Given records:
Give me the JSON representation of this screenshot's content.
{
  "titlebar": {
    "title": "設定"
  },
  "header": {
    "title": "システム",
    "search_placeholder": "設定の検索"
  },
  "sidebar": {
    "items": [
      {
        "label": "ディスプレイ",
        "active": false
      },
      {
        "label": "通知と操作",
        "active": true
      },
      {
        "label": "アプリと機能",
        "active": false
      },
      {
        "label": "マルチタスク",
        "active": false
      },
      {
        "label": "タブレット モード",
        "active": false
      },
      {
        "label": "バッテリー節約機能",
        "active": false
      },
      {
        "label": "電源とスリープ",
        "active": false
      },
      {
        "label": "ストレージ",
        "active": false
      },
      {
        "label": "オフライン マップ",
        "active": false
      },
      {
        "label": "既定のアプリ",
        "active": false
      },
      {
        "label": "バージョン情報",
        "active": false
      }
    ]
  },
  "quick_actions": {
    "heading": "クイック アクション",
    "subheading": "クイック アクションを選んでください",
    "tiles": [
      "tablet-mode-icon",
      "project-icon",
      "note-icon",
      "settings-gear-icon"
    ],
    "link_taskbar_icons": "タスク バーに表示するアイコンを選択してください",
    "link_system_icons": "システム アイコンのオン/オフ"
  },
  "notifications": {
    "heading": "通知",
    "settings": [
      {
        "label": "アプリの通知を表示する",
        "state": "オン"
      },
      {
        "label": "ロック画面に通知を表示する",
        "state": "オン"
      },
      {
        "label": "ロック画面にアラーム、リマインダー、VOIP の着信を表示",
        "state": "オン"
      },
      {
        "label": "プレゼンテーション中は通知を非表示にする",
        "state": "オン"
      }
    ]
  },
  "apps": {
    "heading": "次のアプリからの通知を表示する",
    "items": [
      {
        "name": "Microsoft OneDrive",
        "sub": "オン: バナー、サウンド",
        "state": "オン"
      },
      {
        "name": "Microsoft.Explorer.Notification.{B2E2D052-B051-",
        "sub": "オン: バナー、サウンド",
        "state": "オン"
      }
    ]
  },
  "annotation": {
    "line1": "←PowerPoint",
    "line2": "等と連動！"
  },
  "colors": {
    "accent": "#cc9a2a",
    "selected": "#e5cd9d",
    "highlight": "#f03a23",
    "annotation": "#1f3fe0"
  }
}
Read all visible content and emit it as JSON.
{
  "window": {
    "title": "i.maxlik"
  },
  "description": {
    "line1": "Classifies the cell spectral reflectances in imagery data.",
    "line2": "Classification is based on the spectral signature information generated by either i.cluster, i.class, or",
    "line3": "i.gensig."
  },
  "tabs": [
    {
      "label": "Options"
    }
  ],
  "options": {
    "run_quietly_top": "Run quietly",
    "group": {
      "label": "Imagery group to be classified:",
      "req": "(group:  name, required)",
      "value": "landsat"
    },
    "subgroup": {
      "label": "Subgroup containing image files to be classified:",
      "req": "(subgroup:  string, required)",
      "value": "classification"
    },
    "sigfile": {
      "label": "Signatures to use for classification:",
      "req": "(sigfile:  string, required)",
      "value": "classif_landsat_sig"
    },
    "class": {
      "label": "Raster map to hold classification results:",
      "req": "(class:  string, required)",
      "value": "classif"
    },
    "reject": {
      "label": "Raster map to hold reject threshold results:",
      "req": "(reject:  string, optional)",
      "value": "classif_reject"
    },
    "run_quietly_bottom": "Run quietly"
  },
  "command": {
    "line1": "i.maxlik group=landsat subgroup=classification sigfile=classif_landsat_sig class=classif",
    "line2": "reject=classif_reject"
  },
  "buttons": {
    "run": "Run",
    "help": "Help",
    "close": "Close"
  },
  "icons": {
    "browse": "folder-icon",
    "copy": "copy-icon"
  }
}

Task prompt:
Each line that has the word "name" should be copied.

Completed task:
        "name": "Microsoft OneDrive",
        "name": "Microsoft.Explorer.Notification.{B2E2D052-B051-",
      "req": "(group:  name, required)",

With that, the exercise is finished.